RECORDS ->
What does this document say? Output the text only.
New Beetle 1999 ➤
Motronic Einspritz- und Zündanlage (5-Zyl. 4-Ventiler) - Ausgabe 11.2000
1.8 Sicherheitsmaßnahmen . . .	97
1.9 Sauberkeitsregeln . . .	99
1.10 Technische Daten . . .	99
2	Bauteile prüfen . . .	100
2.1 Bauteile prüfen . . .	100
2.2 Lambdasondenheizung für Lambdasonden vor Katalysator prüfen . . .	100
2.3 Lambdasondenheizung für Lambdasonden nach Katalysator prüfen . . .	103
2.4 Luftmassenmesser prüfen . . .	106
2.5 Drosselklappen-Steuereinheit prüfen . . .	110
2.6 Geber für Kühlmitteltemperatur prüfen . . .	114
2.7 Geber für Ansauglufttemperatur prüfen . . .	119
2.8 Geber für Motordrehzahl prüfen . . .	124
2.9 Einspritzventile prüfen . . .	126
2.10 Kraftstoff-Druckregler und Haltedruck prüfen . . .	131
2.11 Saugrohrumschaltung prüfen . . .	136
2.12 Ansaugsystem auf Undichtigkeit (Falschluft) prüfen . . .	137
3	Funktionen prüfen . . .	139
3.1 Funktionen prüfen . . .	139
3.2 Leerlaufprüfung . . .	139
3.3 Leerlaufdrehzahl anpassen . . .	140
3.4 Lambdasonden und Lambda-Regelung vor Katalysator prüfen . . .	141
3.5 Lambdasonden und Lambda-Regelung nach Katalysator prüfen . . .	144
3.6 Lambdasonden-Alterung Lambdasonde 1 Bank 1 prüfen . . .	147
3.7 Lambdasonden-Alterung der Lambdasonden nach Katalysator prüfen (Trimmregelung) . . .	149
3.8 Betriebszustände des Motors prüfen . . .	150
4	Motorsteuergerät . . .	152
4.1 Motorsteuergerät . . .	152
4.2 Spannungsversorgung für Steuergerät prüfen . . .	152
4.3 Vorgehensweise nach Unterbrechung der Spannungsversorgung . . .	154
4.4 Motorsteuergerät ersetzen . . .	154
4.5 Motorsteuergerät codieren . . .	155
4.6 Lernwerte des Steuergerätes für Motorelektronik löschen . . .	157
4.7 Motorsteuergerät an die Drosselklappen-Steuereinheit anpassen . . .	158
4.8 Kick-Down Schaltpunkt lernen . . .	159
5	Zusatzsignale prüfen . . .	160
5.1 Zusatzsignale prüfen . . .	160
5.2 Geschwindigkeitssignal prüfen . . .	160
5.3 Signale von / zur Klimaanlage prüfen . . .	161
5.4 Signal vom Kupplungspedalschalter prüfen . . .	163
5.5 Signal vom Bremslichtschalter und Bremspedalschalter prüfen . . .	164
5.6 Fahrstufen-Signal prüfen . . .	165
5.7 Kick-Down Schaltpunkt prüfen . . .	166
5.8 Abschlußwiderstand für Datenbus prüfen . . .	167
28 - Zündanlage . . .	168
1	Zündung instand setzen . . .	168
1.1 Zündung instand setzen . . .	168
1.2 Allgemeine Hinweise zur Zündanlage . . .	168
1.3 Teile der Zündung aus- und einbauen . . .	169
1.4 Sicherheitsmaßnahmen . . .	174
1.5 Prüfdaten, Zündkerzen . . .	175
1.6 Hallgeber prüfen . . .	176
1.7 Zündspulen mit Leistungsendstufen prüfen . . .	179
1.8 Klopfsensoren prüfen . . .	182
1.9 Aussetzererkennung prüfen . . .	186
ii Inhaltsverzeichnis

SET EXERCISE -> Of the lines in the material, how many contain the word "Lambdasondenheizung"? Reply with the number and nothing else.

TASK RESULT -> 2